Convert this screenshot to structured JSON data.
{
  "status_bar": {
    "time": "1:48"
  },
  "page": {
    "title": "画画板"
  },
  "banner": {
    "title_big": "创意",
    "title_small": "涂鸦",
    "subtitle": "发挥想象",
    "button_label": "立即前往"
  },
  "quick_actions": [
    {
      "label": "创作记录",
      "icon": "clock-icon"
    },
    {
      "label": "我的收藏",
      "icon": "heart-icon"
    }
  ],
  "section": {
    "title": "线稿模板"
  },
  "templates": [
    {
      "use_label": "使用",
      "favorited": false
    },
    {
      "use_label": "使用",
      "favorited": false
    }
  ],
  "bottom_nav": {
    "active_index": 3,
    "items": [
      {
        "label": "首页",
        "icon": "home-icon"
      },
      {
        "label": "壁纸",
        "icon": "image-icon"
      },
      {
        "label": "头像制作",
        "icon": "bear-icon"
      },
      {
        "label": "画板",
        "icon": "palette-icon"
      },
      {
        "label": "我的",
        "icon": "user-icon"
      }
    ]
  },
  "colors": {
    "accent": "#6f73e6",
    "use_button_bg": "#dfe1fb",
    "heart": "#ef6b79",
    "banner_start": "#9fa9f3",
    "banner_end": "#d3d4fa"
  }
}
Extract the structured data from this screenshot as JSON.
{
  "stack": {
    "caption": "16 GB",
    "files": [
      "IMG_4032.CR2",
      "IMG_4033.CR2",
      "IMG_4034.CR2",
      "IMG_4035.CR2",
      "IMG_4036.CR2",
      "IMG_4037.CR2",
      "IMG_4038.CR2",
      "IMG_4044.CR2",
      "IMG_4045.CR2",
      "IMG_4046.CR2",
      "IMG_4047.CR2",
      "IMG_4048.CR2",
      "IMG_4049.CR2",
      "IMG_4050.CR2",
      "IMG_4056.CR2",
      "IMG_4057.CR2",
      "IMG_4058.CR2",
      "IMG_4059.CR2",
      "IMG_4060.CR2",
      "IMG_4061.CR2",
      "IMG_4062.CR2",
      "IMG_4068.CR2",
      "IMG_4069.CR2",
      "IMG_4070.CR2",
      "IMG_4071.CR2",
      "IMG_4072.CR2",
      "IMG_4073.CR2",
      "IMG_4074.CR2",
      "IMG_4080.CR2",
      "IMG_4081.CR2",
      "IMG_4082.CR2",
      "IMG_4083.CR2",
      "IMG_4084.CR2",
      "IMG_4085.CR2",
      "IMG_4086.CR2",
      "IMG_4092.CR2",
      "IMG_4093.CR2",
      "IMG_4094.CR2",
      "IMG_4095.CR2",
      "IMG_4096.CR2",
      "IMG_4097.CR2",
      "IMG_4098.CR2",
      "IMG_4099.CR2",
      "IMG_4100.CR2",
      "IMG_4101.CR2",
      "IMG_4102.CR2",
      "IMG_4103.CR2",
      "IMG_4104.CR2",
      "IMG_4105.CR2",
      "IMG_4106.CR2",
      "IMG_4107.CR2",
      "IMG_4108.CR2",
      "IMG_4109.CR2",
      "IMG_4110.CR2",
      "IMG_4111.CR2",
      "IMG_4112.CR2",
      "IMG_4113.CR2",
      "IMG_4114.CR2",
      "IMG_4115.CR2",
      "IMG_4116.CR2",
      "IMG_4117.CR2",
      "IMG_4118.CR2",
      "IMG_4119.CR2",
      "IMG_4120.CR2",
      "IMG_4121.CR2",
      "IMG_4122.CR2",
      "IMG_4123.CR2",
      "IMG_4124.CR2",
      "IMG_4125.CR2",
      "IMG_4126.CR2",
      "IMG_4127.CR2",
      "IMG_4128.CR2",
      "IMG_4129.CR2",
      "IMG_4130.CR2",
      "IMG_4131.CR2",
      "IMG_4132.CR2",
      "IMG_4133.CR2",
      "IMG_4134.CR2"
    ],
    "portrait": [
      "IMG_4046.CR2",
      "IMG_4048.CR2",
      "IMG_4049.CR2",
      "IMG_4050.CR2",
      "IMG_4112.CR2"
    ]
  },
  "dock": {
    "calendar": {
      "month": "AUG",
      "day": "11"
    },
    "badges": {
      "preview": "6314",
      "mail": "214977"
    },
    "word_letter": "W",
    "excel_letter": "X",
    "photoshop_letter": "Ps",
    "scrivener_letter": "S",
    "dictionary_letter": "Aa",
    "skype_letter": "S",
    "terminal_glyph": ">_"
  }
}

────────

__WHAT TO DO__
Extract all of the data shown above without alteration.

__SOLUTION__
Convert this screenshot to structured JSON data.
{
  "status_bar": {
    "time": "1:48"
  },
  "page": {
    "title": "画画板"
  },
  "banner": {
    "title_big": "创意",
    "title_small": "涂鸦",
    "subtitle": "发挥想象",
    "button_label": "立即前往"
  },
  "quick_actions": [
    {
      "label": "创作记录",
      "icon": "clock-icon"
    },
    {
      "label": "我的收藏",
      "icon": "heart-icon"
    }
  ],
  "section": {
    "title": "线稿模板"
  },
  "templates": [
    {
      "use_label": "使用",
      "favorited": false
    },
    {
      "use_label": "使用",
      "favorited": false
    }
  ],
  "bottom_nav": {
    "active_index": 3,
    "items": [
      {
        "label": "首页",
        "icon": "home-icon"
      },
      {
        "label": "壁纸",
        "icon": "image-icon"
      },
      {
        "label": "头像制作",
        "icon": "bear-icon"
      },
      {
        "label": "画板",
        "icon": "palette-icon"
      },
      {
        "label": "我的",
        "icon": "user-icon"
      }
    ]
  },
  "colors": {
    "accent": "#6f73e6",
    "use_button_bg": "#dfe1fb",
    "heart": "#ef6b79",
    "banner_start": "#9fa9f3",
    "banner_end": "#d3d4fa"
  }
}
Extract the structured data from this screenshot as JSON.
{
  "stack": {
    "caption": "16 GB",
    "files": [
      "IMG_4032.CR2",
      "IMG_4033.CR2",
      "IMG_4034.CR2",
      "IMG_4035.CR2",
      "IMG_4036.CR2",
      "IMG_4037.CR2",
      "IMG_4038.CR2",
      "IMG_4044.CR2",
      "IMG_4045.CR2",
      "IMG_4046.CR2",
      "IMG_4047.CR2",
      "IMG_4048.CR2",
      "IMG_4049.CR2",
      "IMG_4050.CR2",
      "IMG_4056.CR2",
      "IMG_4057.CR2",
      "IMG_4058.CR2",
      "IMG_4059.CR2",
      "IMG_4060.CR2",
      "IMG_4061.CR2",
      "IMG_4062.CR2",
      "IMG_4068.CR2",
      "IMG_4069.CR2",
      "IMG_4070.CR2",
      "IMG_4071.CR2",
      "IMG_4072.CR2",
      "IMG_4073.CR2",
      "IMG_4074.CR2",
      "IMG_4080.CR2",
      "IMG_4081.CR2",
      "IMG_4082.CR2",
      "IMG_4083.CR2",
      "IMG_4084.CR2",
      "IMG_4085.CR2",
      "IMG_4086.CR2",
      "IMG_4092.CR2",
      "IMG_4093.CR2",
      "IMG_4094.CR2",
      "IMG_4095.CR2",
      "IMG_4096.CR2",
      "IMG_4097.CR2",
      "IMG_4098.CR2",
      "IMG_4099.CR2",
      "IMG_4100.CR2",
      "IMG_4101.CR2",
      "IMG_4102.CR2",
      "IMG_4103.CR2",
      "IMG_4104.CR2",
      "IMG_4105.CR2",
      "IMG_4106.CR2",
      "IMG_4107.CR2",
      "IMG_4108.CR2",
      "IMG_4109.CR2",
      "IMG_4110.CR2",
      "IMG_4111.CR2",
      "IMG_4112.CR2",
      "IMG_4113.CR2",
      "IMG_4114.CR2",
      "IMG_4115.CR2",
      "IMG_4116.CR2",
      "IMG_4117.CR2",
      "IMG_4118.CR2",
      "IMG_4119.CR2",
      "IMG_4120.CR2",
      "IMG_4121.CR2",
      "IMG_4122.CR2",
      "IMG_4123.CR2",
      "IMG_4124.CR2",
      "IMG_4125.CR2",
      "IMG_4126.CR2",
      "IMG_4127.CR2",
      "IMG_4128.CR2",
      "IMG_4129.CR2",
      "IMG_4130.CR2",
      "IMG_4131.CR2",
      "IMG_4132.CR2",
      "IMG_4133.CR2",
      "IMG_4134.CR2"
    ],
    "portrait": [
      "IMG_4046.CR2",
      "IMG_4048.CR2",
      "IMG_4049.CR2",
      "IMG_4050.CR2",
      "IMG_4112.CR2"
    ]
  },
  "dock": {
    "calendar": {
      "month": "AUG",
      "day": "11"
    },
    "badges": {
      "preview": "6314",
      "mail": "214977"
    },
    "word_letter": "W",
    "excel_letter": "X",
    "photoshop_letter": "Ps",
    "scrivener_letter": "S",
    "dictionary_letter": "Aa",
    "skype_letter": "S",
    "terminal_glyph": ">_"
  }
}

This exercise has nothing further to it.